**SUPPLIED MATERIAL**
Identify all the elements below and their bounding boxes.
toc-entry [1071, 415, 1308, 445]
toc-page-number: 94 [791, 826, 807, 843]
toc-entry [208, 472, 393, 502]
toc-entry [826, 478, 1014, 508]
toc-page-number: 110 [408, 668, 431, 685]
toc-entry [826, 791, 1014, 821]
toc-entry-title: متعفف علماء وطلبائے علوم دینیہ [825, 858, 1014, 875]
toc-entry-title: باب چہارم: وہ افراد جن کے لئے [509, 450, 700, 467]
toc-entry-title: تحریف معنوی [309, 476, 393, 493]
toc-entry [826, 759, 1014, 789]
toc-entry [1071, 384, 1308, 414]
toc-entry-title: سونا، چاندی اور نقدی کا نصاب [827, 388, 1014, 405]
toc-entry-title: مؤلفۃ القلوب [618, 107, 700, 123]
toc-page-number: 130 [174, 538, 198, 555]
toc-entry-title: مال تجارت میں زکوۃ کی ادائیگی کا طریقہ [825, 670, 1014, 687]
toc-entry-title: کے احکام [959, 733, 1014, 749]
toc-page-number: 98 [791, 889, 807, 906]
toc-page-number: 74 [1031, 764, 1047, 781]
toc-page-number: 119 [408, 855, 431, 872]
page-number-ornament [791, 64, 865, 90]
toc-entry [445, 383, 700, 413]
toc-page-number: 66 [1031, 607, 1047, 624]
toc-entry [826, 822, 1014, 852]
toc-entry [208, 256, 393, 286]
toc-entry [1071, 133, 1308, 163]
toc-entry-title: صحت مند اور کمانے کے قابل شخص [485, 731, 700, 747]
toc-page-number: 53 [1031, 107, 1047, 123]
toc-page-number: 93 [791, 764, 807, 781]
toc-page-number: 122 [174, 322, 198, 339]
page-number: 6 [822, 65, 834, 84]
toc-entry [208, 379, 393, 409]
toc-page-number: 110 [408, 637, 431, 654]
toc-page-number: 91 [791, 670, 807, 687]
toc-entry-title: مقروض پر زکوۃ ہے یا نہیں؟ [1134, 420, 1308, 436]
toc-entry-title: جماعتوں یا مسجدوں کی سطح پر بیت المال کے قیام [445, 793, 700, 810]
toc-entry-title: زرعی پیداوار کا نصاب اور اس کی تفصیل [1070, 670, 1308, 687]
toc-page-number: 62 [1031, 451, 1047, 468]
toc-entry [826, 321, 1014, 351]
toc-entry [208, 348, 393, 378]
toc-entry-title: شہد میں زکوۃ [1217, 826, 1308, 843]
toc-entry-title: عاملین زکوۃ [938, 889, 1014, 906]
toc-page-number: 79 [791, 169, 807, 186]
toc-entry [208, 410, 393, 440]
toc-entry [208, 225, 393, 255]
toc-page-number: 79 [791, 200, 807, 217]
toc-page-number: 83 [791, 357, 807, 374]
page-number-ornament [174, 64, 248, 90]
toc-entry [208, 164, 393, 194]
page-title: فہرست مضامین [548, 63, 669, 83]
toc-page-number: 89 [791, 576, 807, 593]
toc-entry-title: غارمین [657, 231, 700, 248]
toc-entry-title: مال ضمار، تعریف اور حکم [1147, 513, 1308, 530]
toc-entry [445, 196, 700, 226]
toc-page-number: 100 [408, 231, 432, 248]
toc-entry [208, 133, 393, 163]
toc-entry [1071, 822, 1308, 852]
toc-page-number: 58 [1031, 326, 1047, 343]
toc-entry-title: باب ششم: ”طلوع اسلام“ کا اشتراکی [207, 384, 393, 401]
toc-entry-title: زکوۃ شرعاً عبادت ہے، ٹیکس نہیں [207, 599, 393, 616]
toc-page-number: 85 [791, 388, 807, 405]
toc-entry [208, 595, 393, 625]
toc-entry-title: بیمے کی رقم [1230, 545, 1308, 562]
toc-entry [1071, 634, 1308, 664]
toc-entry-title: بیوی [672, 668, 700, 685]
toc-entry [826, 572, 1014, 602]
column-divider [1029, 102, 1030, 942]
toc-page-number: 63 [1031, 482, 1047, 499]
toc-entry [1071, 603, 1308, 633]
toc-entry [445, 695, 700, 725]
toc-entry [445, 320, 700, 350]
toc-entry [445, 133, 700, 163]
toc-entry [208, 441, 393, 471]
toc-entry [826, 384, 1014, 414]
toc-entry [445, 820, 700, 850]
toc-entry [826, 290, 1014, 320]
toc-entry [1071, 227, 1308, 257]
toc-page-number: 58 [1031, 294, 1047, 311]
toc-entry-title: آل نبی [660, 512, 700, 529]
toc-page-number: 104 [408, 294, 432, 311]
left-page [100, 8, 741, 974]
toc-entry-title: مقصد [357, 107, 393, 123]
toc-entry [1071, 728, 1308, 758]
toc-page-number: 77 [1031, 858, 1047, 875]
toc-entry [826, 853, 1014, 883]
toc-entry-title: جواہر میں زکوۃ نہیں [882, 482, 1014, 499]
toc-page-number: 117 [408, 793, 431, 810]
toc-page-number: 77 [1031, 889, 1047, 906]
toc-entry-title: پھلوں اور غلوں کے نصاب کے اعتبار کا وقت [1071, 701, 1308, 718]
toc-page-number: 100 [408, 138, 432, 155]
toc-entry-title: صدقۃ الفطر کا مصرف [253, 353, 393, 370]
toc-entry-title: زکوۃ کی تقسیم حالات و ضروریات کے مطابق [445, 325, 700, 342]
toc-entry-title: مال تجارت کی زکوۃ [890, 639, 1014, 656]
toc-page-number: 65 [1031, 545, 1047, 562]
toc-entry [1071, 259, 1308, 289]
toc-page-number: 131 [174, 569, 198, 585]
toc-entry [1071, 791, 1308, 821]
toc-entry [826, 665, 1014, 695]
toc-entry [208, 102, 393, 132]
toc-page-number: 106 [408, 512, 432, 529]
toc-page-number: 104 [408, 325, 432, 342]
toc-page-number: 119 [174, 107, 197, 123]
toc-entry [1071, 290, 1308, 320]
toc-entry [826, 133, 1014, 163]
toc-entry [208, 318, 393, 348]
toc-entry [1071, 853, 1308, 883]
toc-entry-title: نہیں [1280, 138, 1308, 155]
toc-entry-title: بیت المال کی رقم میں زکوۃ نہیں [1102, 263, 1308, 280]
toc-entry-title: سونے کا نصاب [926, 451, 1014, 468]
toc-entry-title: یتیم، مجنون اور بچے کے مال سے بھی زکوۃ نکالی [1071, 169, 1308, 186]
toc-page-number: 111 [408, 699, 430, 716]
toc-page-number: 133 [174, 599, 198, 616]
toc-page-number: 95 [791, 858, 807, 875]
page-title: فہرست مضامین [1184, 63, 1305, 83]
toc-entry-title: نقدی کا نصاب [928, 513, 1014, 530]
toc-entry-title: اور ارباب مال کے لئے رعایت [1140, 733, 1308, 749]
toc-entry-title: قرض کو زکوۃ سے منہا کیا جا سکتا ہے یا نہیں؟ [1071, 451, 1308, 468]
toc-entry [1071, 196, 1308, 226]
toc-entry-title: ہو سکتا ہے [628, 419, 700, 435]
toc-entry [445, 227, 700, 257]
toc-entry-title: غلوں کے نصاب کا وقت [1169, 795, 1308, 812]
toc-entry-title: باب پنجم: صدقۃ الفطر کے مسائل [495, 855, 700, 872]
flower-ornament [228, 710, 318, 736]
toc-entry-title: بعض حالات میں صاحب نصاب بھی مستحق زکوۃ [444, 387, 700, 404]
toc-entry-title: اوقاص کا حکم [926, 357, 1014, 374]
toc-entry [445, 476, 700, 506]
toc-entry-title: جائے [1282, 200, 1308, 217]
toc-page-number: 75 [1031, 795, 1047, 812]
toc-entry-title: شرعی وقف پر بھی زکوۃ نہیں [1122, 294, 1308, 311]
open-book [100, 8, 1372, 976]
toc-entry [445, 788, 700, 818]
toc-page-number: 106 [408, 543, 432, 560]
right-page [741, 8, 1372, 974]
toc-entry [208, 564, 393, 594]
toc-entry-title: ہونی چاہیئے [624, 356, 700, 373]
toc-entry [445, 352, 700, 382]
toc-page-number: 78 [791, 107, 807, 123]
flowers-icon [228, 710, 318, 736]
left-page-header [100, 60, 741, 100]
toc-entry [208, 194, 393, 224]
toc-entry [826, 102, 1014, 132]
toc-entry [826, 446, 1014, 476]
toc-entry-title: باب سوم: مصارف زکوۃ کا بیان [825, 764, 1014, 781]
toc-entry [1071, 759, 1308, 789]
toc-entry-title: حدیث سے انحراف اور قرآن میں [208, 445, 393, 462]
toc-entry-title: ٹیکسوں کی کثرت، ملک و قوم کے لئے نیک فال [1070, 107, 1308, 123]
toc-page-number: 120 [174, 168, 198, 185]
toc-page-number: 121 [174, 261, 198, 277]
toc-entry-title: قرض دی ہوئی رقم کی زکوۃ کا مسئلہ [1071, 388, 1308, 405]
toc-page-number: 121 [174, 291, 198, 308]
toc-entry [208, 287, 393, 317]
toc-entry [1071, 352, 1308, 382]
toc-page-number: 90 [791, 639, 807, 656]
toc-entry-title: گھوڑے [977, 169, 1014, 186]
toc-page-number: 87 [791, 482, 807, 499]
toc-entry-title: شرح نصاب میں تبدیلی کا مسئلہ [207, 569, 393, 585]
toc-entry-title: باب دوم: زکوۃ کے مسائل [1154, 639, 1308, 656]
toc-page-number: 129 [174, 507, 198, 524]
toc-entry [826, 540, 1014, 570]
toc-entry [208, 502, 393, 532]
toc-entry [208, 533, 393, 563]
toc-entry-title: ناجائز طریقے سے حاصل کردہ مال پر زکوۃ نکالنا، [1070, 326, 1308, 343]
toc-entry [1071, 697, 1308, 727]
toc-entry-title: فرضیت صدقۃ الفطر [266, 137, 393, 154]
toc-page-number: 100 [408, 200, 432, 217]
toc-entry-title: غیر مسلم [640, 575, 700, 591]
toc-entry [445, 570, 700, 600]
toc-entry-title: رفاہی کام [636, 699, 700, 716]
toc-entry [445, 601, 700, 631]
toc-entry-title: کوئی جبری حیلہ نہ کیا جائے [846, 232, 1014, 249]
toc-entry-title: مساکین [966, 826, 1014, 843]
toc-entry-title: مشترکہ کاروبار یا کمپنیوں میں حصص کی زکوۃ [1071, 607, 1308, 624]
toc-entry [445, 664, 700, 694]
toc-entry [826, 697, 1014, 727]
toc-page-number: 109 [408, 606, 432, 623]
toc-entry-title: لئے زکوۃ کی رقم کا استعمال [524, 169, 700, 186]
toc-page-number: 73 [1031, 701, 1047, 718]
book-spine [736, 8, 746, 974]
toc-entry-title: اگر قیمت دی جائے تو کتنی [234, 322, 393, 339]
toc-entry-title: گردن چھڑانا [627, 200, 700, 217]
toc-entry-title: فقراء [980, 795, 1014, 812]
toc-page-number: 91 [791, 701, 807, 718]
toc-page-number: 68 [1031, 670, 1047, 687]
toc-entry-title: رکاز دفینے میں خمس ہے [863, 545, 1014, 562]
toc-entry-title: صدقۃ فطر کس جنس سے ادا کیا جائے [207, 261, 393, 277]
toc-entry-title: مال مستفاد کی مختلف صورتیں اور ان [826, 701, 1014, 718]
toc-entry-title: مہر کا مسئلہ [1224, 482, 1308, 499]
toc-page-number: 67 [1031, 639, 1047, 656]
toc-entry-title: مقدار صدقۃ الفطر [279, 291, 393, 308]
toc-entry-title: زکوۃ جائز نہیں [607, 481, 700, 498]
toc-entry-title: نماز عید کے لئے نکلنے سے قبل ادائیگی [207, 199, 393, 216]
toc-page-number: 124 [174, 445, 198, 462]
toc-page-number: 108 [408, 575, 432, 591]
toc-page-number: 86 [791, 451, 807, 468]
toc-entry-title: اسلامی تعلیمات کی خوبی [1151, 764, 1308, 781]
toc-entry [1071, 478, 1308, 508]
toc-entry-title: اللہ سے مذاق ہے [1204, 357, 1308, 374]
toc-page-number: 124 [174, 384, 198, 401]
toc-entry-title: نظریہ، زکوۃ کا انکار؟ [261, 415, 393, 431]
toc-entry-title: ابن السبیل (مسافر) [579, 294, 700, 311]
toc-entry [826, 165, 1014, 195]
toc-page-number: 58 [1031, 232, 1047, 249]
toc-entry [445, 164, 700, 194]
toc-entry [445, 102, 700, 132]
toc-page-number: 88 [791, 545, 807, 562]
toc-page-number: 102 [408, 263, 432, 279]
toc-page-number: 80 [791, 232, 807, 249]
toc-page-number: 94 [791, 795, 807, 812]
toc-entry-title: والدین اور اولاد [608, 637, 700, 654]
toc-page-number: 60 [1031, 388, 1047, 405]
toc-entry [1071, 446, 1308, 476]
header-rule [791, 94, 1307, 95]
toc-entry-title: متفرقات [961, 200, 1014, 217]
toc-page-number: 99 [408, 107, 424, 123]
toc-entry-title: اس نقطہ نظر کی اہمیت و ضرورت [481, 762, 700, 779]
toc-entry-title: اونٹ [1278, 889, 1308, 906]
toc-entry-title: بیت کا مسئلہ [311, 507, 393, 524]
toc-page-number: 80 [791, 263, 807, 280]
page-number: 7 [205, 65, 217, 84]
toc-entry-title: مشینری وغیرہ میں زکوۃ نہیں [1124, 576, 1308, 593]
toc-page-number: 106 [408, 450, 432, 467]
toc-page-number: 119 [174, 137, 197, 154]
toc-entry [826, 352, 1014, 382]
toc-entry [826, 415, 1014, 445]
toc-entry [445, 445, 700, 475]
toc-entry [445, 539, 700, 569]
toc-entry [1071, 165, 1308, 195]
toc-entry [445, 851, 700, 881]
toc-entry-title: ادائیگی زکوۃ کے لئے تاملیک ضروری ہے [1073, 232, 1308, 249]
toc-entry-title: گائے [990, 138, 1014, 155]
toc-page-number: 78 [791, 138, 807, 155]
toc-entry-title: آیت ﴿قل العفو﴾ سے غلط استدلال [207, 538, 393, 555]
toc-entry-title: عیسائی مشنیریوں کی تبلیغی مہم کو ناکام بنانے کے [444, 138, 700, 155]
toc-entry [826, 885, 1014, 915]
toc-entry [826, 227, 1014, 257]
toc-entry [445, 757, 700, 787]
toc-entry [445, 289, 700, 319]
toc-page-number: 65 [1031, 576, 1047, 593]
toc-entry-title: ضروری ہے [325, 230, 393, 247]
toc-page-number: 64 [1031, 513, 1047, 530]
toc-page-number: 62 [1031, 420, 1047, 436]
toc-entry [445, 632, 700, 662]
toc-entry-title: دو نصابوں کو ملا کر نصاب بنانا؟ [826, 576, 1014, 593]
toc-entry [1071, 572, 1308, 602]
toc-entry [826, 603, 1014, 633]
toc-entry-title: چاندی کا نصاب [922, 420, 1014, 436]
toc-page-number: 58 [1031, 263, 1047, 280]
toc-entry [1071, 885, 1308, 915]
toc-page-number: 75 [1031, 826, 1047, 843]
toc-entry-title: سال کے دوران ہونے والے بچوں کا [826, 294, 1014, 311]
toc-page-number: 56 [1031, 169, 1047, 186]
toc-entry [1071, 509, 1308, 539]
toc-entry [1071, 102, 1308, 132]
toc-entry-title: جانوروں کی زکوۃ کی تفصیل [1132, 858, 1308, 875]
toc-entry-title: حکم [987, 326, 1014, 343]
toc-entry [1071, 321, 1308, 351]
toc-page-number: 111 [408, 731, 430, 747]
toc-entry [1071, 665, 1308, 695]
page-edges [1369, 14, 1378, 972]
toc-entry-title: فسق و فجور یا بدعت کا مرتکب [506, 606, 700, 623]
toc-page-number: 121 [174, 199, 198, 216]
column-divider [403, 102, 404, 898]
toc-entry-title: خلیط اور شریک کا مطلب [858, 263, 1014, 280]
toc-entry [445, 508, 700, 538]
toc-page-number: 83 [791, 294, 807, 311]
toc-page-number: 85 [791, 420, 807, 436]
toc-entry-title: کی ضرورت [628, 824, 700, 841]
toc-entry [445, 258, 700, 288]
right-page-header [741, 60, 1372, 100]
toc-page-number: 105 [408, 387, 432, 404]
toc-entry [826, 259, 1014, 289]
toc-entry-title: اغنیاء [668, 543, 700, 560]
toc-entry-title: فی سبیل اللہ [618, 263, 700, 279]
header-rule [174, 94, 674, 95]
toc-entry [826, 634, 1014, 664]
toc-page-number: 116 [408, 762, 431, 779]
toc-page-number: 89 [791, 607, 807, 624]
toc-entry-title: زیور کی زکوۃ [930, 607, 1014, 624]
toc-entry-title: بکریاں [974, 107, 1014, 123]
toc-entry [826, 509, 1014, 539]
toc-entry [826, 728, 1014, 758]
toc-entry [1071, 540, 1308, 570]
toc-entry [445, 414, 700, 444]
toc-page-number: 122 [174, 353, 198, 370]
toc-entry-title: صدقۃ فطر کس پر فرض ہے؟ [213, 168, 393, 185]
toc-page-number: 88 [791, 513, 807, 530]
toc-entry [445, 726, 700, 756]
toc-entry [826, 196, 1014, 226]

**TASK STATEMENT**
Rewrite the records from their start through the line holding "toc-page-number: 98 [791, 889, 807, 906]", both included, changing "toc-page-number" to "page-ref" and keeping everything else the same.

**RESPONSE**
Identify all the elements below and their bounding boxes.
toc-entry [1071, 415, 1308, 445]
page-ref: 94 [791, 826, 807, 843]
toc-entry [208, 472, 393, 502]
toc-entry [826, 478, 1014, 508]
page-ref: 110 [408, 668, 431, 685]
toc-entry [826, 791, 1014, 821]
toc-entry-title: متعفف علماء وطلبائے علوم دینیہ [825, 858, 1014, 875]
toc-entry-title: باب چہارم: وہ افراد جن کے لئے [509, 450, 700, 467]
toc-entry-title: تحریف معنوی [309, 476, 393, 493]
toc-entry [826, 759, 1014, 789]
toc-entry [1071, 384, 1308, 414]
toc-entry-title: سونا، چاندی اور نقدی کا نصاب [827, 388, 1014, 405]
toc-entry-title: مؤلفۃ القلوب [618, 107, 700, 123]
page-ref: 130 [174, 538, 198, 555]
toc-entry-title: مال تجارت میں زکوۃ کی ادائیگی کا طریقہ [825, 670, 1014, 687]
toc-entry-title: کے احکام [959, 733, 1014, 749]
page-ref: 98 [791, 889, 807, 906]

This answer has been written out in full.